* start *
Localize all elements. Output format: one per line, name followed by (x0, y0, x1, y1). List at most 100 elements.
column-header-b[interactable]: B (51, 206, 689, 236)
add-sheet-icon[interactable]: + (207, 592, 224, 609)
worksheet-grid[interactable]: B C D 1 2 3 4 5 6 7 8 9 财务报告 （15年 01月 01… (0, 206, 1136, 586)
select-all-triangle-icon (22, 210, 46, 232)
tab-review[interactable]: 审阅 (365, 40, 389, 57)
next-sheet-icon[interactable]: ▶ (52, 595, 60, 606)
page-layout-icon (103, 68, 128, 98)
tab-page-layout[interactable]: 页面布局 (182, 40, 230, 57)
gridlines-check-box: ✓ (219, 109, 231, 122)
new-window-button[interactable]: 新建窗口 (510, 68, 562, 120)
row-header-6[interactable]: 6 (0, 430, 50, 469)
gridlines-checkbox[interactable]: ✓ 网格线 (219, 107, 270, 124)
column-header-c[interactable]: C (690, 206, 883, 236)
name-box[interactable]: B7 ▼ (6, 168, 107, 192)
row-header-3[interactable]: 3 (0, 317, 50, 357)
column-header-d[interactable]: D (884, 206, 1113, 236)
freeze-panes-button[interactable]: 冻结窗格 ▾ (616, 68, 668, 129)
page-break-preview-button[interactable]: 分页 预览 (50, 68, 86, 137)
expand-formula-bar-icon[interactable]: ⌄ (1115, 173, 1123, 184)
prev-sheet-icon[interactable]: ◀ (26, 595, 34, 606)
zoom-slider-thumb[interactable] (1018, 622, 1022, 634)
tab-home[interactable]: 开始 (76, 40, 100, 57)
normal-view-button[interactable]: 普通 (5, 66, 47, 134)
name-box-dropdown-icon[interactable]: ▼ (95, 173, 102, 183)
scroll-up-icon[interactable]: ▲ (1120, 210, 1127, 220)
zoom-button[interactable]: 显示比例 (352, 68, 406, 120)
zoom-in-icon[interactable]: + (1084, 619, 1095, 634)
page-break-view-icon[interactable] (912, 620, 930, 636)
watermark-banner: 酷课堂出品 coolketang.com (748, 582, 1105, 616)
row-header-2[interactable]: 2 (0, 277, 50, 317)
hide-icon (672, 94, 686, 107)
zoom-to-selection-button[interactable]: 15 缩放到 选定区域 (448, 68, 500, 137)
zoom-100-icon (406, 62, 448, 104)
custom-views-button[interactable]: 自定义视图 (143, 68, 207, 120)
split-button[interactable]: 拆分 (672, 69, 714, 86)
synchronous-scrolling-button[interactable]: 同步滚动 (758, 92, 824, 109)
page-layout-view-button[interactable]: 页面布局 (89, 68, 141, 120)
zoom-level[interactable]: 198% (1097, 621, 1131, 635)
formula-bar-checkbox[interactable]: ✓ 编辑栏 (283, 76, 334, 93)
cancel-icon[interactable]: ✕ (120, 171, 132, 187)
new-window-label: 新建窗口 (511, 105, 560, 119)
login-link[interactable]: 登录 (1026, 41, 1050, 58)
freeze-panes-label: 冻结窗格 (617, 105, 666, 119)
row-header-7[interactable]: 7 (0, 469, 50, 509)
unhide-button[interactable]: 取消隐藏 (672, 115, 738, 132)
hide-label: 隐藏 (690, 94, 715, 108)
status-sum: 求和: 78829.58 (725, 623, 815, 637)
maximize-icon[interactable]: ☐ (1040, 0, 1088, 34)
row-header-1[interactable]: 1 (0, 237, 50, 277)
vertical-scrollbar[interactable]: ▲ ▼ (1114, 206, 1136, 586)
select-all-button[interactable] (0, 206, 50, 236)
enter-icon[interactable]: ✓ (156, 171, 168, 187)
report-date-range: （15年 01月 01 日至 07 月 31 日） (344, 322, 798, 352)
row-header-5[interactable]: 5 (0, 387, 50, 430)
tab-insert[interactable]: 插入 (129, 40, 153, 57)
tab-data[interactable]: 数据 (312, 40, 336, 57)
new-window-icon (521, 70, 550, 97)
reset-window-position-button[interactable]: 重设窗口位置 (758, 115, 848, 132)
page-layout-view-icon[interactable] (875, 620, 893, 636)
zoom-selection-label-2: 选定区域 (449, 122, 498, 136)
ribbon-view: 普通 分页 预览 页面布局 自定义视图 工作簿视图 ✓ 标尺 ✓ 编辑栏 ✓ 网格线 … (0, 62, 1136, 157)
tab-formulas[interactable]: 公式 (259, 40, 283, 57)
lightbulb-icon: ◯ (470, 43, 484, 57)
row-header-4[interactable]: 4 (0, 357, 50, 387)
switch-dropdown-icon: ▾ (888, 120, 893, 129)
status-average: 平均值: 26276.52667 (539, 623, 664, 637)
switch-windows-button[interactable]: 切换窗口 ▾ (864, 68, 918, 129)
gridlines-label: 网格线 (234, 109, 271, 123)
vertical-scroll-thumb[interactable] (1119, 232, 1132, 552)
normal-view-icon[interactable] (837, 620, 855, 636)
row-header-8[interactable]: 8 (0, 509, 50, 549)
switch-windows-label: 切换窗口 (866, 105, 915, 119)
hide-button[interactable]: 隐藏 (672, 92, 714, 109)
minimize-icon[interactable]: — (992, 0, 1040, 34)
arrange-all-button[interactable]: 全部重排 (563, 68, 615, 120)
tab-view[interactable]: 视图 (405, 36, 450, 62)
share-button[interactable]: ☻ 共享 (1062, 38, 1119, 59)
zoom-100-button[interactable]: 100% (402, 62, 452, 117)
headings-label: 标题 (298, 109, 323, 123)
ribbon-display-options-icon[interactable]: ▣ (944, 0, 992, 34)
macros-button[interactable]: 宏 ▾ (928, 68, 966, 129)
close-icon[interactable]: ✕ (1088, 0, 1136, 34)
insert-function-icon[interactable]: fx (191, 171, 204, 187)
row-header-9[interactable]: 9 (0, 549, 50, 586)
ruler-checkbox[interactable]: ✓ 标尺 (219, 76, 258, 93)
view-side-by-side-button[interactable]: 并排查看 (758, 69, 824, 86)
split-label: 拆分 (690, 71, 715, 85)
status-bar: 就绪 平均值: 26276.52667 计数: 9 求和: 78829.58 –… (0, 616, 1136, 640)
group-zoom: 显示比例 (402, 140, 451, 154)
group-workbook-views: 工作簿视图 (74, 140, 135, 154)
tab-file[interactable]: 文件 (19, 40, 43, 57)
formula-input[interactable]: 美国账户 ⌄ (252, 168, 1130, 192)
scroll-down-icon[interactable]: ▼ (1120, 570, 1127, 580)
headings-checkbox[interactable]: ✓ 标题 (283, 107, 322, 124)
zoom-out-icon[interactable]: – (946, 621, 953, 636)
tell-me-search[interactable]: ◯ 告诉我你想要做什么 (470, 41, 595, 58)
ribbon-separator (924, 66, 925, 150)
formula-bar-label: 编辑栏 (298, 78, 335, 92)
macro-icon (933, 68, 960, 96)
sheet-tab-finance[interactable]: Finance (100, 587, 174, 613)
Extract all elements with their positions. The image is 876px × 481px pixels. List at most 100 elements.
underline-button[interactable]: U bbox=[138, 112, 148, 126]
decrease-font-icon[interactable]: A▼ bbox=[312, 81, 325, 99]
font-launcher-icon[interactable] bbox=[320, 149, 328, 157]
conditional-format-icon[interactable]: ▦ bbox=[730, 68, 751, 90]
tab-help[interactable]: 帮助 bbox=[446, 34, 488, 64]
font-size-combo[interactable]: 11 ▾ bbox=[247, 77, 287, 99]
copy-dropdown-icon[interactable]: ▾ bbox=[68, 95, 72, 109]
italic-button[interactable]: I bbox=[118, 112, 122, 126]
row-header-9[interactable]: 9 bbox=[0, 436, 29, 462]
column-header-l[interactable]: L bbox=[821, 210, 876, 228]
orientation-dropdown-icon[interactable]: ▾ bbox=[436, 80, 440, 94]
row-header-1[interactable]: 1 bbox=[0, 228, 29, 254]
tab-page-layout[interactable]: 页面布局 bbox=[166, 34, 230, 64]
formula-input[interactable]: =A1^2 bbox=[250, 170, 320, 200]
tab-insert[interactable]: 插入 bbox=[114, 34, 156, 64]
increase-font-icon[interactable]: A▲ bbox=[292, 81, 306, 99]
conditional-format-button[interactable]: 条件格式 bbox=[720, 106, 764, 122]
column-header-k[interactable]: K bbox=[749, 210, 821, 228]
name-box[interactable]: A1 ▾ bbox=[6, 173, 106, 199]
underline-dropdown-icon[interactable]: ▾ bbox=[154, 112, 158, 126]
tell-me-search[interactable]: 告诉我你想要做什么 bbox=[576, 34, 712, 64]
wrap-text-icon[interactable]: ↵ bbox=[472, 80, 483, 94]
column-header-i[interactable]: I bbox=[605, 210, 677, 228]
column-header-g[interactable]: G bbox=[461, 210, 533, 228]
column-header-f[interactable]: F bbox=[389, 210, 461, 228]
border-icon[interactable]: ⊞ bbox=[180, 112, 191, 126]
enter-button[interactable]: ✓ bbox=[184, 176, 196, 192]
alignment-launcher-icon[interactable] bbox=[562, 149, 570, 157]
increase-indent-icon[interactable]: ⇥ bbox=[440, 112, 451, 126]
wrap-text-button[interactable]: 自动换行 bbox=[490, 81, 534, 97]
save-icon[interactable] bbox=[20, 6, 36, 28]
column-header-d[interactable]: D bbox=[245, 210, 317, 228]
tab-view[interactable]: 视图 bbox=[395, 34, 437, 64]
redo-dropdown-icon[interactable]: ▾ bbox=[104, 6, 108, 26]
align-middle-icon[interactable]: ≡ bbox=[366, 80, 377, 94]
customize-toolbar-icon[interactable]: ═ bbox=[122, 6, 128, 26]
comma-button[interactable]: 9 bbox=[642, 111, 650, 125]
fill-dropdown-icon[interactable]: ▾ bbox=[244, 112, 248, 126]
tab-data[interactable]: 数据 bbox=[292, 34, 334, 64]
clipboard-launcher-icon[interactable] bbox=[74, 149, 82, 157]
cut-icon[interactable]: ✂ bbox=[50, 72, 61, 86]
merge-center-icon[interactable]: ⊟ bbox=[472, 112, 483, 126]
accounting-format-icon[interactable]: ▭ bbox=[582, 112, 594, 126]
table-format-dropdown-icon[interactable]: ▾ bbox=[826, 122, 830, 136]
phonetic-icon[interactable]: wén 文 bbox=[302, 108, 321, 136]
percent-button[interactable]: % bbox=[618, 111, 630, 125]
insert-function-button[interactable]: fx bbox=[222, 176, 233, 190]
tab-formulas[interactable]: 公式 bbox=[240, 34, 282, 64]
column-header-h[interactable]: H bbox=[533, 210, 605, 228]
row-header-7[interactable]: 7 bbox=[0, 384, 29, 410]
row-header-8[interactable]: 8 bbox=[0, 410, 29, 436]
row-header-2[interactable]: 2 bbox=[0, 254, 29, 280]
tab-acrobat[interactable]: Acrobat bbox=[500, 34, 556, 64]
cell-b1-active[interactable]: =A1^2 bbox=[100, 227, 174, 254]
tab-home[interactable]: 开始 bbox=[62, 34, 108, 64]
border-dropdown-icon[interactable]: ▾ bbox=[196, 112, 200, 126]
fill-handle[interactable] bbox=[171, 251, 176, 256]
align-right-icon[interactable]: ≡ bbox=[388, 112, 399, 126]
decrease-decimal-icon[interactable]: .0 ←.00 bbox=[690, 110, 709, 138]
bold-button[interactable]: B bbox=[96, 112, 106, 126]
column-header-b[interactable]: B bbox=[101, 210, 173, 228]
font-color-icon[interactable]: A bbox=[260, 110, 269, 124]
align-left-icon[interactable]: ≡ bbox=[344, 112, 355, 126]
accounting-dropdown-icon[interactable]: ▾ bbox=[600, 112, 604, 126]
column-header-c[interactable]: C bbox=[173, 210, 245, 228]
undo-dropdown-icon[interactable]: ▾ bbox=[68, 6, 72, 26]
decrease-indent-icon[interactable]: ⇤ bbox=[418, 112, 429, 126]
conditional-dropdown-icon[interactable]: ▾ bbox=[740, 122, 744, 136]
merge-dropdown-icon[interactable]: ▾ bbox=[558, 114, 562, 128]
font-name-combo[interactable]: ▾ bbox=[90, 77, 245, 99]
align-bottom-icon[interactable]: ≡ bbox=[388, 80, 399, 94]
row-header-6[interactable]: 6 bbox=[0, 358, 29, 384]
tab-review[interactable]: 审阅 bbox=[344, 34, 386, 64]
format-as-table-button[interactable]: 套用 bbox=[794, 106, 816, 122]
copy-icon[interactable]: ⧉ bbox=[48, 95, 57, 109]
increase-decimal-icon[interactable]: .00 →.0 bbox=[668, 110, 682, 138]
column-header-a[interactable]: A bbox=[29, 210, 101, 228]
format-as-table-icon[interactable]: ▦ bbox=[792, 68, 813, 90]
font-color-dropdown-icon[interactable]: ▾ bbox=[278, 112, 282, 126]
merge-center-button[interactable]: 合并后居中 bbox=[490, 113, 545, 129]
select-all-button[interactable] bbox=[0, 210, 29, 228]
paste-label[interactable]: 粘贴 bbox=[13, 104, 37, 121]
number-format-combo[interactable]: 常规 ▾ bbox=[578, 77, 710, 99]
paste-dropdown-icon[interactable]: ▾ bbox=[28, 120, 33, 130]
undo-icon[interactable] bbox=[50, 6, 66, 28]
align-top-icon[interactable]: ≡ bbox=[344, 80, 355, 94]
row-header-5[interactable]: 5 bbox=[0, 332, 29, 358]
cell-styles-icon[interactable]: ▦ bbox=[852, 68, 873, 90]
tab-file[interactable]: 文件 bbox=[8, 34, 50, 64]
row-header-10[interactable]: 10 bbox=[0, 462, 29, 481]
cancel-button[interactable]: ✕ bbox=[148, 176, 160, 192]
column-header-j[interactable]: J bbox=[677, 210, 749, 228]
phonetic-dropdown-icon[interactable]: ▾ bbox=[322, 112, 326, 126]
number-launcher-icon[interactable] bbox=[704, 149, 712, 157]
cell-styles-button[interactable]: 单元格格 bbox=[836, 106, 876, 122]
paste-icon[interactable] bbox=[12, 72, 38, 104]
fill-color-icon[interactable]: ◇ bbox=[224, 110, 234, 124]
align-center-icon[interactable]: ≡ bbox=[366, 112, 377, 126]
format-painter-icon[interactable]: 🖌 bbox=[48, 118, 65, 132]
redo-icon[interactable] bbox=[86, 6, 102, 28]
* end *
[CHALLENGE] Revise the stretch from the start of the rows through the line containing "add-sheet-icon[interactable]: + (207, 592, 224, 609)", changing "Localize" to "Locate" and leaving everything else the same.

[FINAL RESULT]
Locate all elements. Output format: one per line, name followed by (x0, y0, x1, y1). List at most 100 elements.
column-header-b[interactable]: B (51, 206, 689, 236)
add-sheet-icon[interactable]: + (207, 592, 224, 609)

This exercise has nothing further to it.